§ **WRITTEN INSTRUCTION**
The entire listing is to be repeated verbatim.

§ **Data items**
####################
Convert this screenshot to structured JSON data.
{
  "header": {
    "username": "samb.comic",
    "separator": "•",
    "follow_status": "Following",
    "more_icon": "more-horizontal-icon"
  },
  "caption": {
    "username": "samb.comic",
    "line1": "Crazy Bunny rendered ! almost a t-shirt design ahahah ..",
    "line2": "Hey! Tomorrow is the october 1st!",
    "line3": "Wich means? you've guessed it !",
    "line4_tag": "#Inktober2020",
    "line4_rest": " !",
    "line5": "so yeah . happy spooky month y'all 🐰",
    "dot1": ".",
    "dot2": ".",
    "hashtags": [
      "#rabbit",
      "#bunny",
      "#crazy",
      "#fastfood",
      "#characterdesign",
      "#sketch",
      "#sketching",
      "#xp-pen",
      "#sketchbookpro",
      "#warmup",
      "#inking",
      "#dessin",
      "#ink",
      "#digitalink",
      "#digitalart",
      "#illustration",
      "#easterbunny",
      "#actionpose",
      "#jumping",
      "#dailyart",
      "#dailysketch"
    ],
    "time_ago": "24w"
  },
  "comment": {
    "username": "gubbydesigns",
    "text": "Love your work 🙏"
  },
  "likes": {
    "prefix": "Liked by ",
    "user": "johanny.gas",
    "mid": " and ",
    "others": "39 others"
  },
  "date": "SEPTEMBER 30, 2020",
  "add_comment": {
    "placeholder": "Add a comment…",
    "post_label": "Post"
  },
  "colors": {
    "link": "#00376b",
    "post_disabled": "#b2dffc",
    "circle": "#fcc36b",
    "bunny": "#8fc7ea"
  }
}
####################
§ **RESPONSE BELOW**
Convert this screenshot to structured JSON data.
{
  "header": {
    "username": "samb.comic",
    "separator": "•",
    "follow_status": "Following",
    "more_icon": "more-horizontal-icon"
  },
  "caption": {
    "username": "samb.comic",
    "line1": "Crazy Bunny rendered ! almost a t-shirt design ahahah ..",
    "line2": "Hey! Tomorrow is the october 1st!",
    "line3": "Wich means? you've guessed it !",
    "line4_tag": "#Inktober2020",
    "line4_rest": " !",
    "line5": "so yeah . happy spooky month y'all 🐰",
    "dot1": ".",
    "dot2": ".",
    "hashtags": [
      "#rabbit",
      "#bunny",
      "#crazy",
      "#fastfood",
      "#characterdesign",
      "#sketch",
      "#sketching",
      "#xp-pen",
      "#sketchbookpro",
      "#warmup",
      "#inking",
      "#dessin",
      "#ink",
      "#digitalink",
      "#digitalart",
      "#illustration",
      "#easterbunny",
      "#actionpose",
      "#jumping",
      "#dailyart",
      "#dailysketch"
    ],
    "time_ago": "24w"
  },
  "comment": {
    "username": "gubbydesigns",
    "text": "Love your work 🙏"
  },
  "likes": {
    "prefix": "Liked by ",
    "user": "johanny.gas",
    "mid": " and ",
    "others": "39 others"
  },
  "date": "SEPTEMBER 30, 2020",
  "add_comment": {
    "placeholder": "Add a comment…",
    "post_label": "Post"
  },
  "colors": {
    "link": "#00376b",
    "post_disabled": "#b2dffc",
    "circle": "#fcc36b",
    "bunny": "#8fc7ea"
  }
}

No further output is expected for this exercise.